───── MATERIAL PROVIDED

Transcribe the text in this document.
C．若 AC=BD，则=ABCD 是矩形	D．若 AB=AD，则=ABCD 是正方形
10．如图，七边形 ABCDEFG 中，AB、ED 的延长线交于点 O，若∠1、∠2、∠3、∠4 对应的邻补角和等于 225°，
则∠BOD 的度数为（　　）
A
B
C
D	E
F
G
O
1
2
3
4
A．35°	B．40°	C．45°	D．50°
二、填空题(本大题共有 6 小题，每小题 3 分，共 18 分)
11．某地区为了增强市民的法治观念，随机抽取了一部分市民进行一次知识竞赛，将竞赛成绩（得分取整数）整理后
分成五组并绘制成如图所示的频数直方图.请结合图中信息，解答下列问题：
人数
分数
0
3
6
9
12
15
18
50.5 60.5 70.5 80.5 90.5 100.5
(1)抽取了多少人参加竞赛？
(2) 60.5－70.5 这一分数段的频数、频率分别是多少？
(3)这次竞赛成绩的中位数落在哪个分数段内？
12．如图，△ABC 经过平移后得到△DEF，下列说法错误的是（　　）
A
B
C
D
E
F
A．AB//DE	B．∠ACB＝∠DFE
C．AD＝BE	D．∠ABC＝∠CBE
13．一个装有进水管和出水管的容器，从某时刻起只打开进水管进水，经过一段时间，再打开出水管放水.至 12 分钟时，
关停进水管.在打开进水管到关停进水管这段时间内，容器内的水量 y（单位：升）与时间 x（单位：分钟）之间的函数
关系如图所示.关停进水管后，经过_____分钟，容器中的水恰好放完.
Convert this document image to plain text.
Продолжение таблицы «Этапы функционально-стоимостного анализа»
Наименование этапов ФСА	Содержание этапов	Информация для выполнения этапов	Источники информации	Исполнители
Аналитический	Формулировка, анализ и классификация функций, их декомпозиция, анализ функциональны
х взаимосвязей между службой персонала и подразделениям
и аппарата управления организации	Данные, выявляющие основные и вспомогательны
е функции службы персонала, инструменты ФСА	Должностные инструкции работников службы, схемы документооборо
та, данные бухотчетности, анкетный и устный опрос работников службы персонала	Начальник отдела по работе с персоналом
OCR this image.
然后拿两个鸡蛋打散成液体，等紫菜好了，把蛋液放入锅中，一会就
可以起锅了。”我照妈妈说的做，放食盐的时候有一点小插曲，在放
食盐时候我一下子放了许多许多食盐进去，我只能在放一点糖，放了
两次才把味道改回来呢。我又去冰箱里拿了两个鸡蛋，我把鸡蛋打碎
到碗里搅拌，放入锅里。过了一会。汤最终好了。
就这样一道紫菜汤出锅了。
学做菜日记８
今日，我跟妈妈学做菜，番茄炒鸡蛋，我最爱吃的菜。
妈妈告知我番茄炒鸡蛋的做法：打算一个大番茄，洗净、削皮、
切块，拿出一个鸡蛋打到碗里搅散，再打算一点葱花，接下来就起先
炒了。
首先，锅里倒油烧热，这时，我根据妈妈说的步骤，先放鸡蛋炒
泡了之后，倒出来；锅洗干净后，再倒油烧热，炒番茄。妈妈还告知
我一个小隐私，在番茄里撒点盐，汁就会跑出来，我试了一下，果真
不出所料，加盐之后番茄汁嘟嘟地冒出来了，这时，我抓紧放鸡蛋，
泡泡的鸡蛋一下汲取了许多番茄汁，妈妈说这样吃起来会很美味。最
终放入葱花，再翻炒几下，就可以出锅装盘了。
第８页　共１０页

──────────

BRIEF:
Copy out the whole listing, exactly as written.

EXERCISE RESPONSE:
Transcribe the text in this document.
C．若 AC=BD，则=ABCD 是矩形	D．若 AB=AD，则=ABCD 是正方形
10．如图，七边形 ABCDEFG 中，AB、ED 的延长线交于点 O，若∠1、∠2、∠3、∠4 对应的邻补角和等于 225°，
则∠BOD 的度数为（　　）
A
B
C
D	E
F
G
O
1
2
3
4
A．35°	B．40°	C．45°	D．50°
二、填空题(本大题共有 6 小题，每小题 3 分，共 18 分)
11．某地区为了增强市民的法治观念，随机抽取了一部分市民进行一次知识竞赛，将竞赛成绩（得分取整数）整理后
分成五组并绘制成如图所示的频数直方图.请结合图中信息，解答下列问题：
人数
分数
0
3
6
9
12
15
18
50.5 60.5 70.5 80.5 90.5 100.5
(1)抽取了多少人参加竞赛？
(2) 60.5－70.5 这一分数段的频数、频率分别是多少？
(3)这次竞赛成绩的中位数落在哪个分数段内？
12．如图，△ABC 经过平移后得到△DEF，下列说法错误的是（　　）
A
B
C
D
E
F
A．AB//DE	B．∠ACB＝∠DFE
C．AD＝BE	D．∠ABC＝∠CBE
13．一个装有进水管和出水管的容器，从某时刻起只打开进水管进水，经过一段时间，再打开出水管放水.至 12 分钟时，
关停进水管.在打开进水管到关停进水管这段时间内，容器内的水量 y（单位：升）与时间 x（单位：分钟）之间的函数
关系如图所示.关停进水管后，经过_____分钟，容器中的水恰好放完.
Convert this document image to plain text.
Продолжение таблицы «Этапы функционально-стоимостного анализа»
Наименование этапов ФСА	Содержание этапов	Информация для выполнения этапов	Источники информации	Исполнители
Аналитический	Формулировка, анализ и классификация функций, их декомпозиция, анализ функциональны
х взаимосвязей между службой персонала и подразделениям
и аппарата управления организации	Данные, выявляющие основные и вспомогательны
е функции службы персонала, инструменты ФСА	Должностные инструкции работников службы, схемы документооборо
та, данные бухотчетности, анкетный и устный опрос работников службы персонала	Начальник отдела по работе с персоналом
OCR this image.
然后拿两个鸡蛋打散成液体，等紫菜好了，把蛋液放入锅中，一会就
可以起锅了。”我照妈妈说的做，放食盐的时候有一点小插曲，在放
食盐时候我一下子放了许多许多食盐进去，我只能在放一点糖，放了
两次才把味道改回来呢。我又去冰箱里拿了两个鸡蛋，我把鸡蛋打碎
到碗里搅拌，放入锅里。过了一会。汤最终好了。
就这样一道紫菜汤出锅了。
学做菜日记８
今日，我跟妈妈学做菜，番茄炒鸡蛋，我最爱吃的菜。
妈妈告知我番茄炒鸡蛋的做法：打算一个大番茄，洗净、削皮、
切块，拿出一个鸡蛋打到碗里搅散，再打算一点葱花，接下来就起先
炒了。
首先，锅里倒油烧热，这时，我根据妈妈说的步骤，先放鸡蛋炒
泡了之后，倒出来；锅洗干净后，再倒油烧热，炒番茄。妈妈还告知
我一个小隐私，在番茄里撒点盐，汁就会跑出来，我试了一下，果真
不出所料，加盐之后番茄汁嘟嘟地冒出来了，这时，我抓紧放鸡蛋，
泡泡的鸡蛋一下汲取了许多番茄汁，妈妈说这样吃起来会很美味。最
终放入葱花，再翻炒几下，就可以出锅装盘了。
第８页　共１０页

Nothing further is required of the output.